§ **Exercise**
Go through the records below line by line. Count the lines with "万六建設株式会社" and give the count alone.

* begin Available data *

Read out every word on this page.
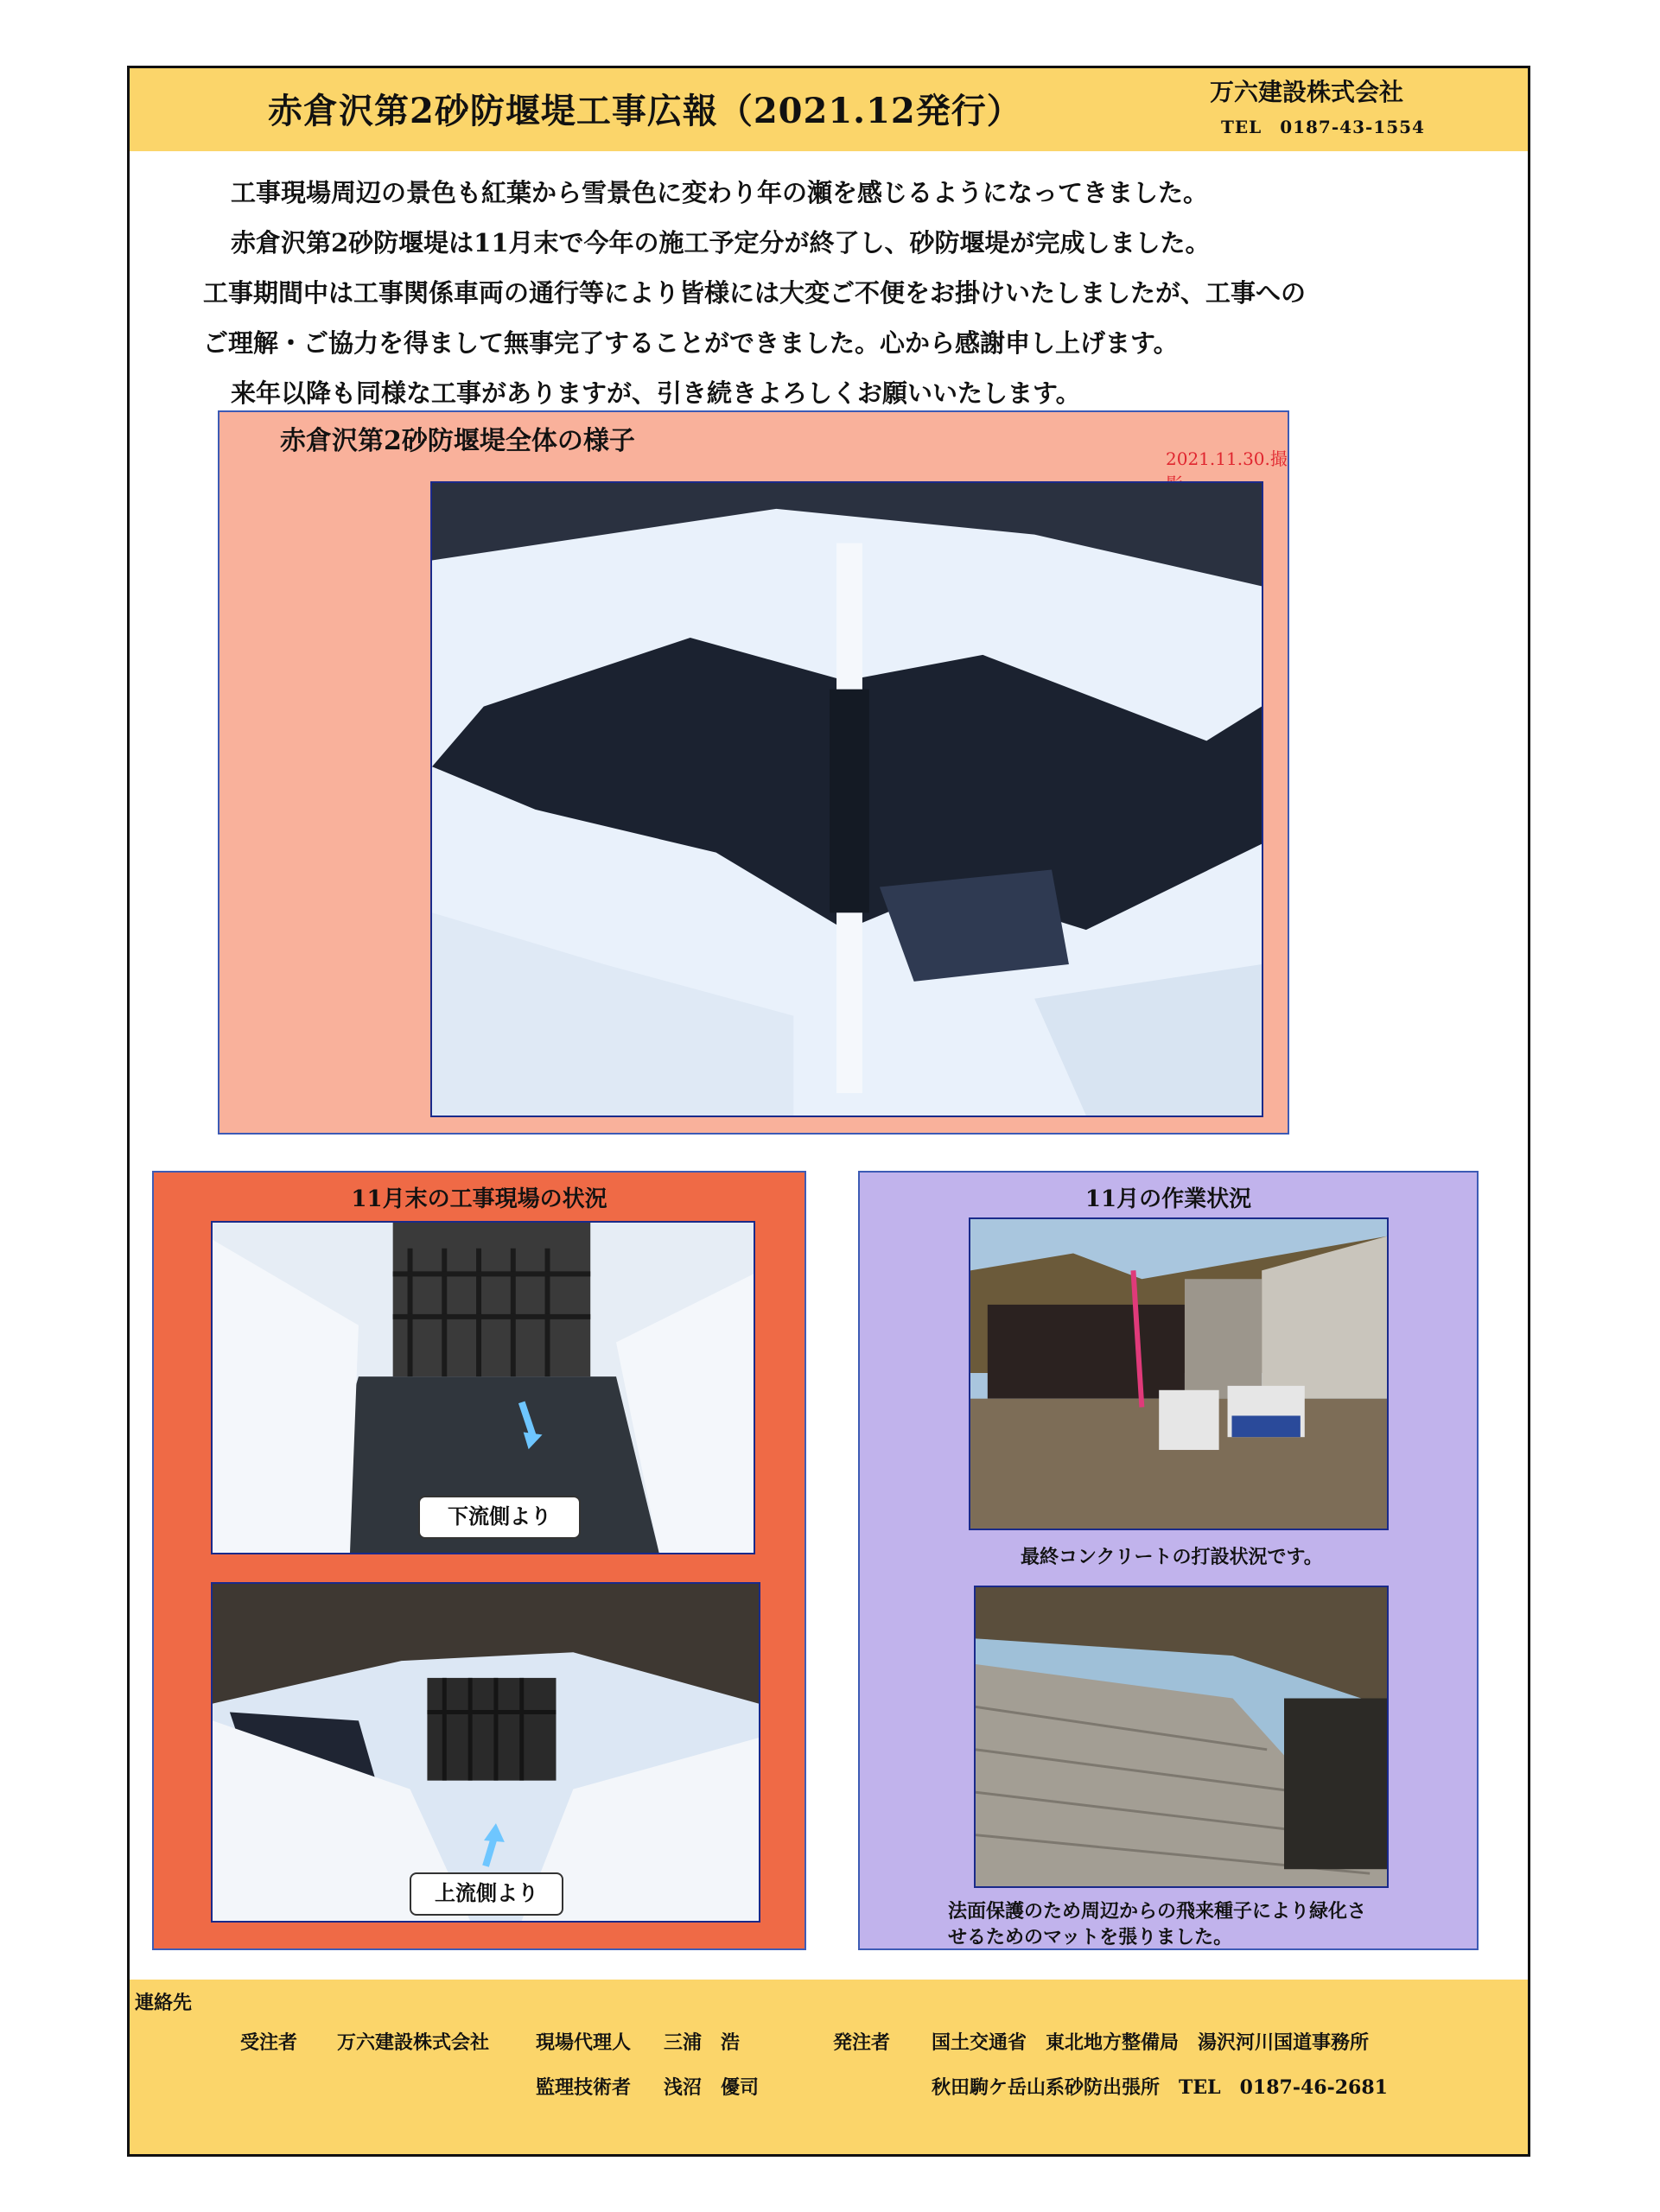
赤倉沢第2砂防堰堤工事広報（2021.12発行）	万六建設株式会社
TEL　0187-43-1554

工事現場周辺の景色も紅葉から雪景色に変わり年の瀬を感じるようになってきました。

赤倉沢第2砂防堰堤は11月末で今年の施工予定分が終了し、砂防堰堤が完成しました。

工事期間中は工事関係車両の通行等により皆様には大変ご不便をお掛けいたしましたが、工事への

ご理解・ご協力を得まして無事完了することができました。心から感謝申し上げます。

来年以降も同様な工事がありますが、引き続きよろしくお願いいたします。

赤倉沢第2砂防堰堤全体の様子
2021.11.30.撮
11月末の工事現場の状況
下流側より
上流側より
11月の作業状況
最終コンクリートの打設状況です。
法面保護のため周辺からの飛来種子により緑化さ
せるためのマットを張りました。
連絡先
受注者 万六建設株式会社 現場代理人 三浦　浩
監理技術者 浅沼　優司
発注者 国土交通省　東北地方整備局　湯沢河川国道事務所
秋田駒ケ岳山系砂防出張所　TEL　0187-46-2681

* end Available data *

§ **Solution for this exercise**
2